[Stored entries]
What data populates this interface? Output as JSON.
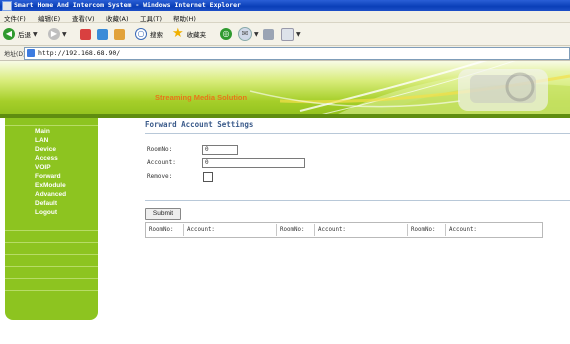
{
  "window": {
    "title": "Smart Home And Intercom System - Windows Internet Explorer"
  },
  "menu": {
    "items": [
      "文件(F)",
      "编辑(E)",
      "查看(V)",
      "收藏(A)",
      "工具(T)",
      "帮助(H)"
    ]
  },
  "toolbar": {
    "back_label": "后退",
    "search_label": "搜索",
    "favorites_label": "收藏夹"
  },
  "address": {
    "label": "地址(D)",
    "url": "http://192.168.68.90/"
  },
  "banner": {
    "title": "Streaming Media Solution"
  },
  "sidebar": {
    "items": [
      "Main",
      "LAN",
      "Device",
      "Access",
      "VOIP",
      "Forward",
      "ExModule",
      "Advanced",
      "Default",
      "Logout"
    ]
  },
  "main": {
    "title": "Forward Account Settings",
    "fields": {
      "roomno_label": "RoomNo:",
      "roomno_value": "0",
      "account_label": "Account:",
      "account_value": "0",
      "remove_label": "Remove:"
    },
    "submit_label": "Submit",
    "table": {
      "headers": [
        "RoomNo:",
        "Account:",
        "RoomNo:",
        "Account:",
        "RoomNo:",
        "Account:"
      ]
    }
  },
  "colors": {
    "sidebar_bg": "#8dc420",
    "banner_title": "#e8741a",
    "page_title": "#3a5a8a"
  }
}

--

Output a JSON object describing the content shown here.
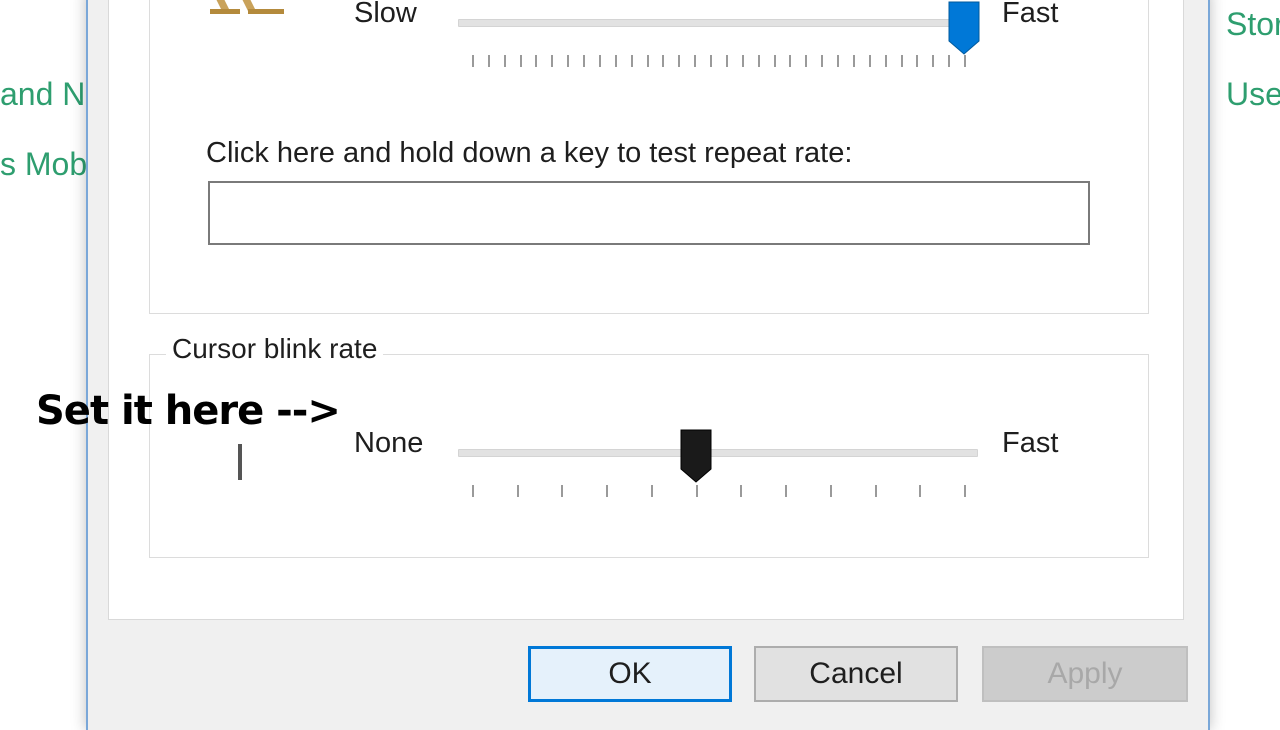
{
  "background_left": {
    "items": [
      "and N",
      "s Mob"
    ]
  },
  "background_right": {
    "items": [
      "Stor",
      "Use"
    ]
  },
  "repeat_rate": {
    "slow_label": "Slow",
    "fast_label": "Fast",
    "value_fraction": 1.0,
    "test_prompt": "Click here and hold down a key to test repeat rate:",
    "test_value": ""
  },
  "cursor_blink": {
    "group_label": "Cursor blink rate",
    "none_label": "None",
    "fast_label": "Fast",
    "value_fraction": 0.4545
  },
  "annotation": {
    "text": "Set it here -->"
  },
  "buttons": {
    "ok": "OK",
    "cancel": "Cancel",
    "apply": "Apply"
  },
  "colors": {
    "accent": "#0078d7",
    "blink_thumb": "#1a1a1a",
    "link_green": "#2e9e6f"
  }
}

--

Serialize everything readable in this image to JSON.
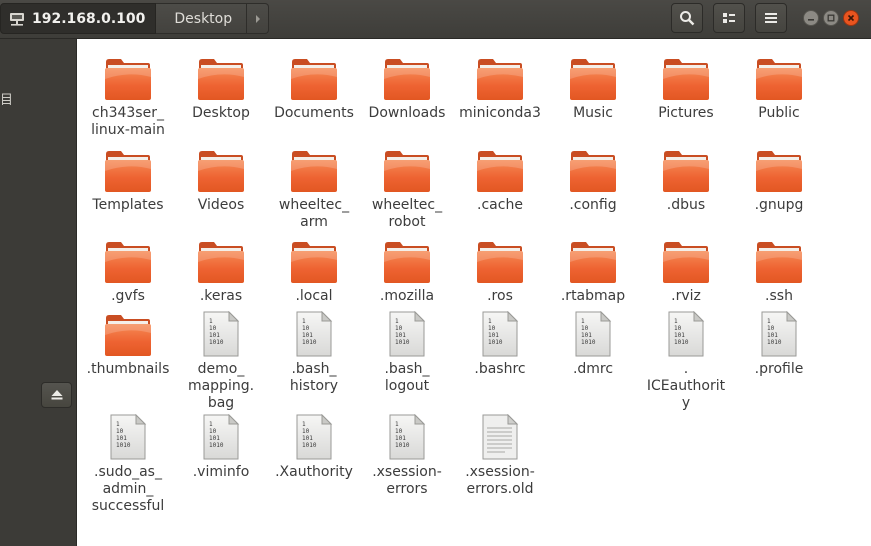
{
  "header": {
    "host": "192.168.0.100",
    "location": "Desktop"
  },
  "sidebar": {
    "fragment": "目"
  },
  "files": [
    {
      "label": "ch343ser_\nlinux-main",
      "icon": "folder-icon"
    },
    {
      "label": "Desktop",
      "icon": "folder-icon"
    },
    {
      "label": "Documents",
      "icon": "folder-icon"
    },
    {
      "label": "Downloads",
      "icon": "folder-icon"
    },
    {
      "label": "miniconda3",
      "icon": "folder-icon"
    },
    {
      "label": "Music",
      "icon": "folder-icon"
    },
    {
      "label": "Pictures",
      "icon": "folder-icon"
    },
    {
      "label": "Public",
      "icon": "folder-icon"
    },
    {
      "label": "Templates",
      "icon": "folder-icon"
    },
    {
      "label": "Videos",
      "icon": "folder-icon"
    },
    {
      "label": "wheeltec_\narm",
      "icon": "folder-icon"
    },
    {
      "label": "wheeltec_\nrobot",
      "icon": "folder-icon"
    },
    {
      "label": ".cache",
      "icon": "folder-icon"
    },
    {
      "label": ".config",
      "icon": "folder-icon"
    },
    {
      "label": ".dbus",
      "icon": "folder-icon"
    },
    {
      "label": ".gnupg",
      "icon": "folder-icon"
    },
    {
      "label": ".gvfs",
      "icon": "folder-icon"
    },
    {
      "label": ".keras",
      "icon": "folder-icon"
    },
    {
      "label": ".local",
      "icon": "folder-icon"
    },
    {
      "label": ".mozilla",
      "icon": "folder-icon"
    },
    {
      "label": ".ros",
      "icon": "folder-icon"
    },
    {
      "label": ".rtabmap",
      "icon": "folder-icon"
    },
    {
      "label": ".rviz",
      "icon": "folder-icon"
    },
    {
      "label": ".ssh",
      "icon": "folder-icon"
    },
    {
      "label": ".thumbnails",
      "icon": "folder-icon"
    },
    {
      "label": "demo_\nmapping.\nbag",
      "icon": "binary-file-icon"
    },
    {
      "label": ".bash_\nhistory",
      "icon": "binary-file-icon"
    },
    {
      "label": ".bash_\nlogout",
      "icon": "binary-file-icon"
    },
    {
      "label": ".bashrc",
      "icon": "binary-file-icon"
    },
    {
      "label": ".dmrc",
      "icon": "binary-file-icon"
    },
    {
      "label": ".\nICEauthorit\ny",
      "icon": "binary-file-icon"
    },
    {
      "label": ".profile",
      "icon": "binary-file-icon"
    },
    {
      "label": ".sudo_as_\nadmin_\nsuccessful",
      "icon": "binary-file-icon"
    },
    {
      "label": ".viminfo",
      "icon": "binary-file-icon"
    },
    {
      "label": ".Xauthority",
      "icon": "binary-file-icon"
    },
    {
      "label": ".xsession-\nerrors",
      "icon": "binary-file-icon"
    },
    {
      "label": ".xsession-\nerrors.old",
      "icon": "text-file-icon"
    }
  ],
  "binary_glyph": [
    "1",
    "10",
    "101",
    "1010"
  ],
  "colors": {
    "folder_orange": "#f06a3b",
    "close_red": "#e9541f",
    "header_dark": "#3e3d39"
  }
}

▶ _WORK REQUIRED_
Keep only those lines of the records that hold "here", and return them.

▶ _RESPONSE TO THE TASK_
Output a JSON object describing the content shown here.
    "test_prompt": "Click here and hold down a key to test repeat rate:",
    "text": "Set it here -->"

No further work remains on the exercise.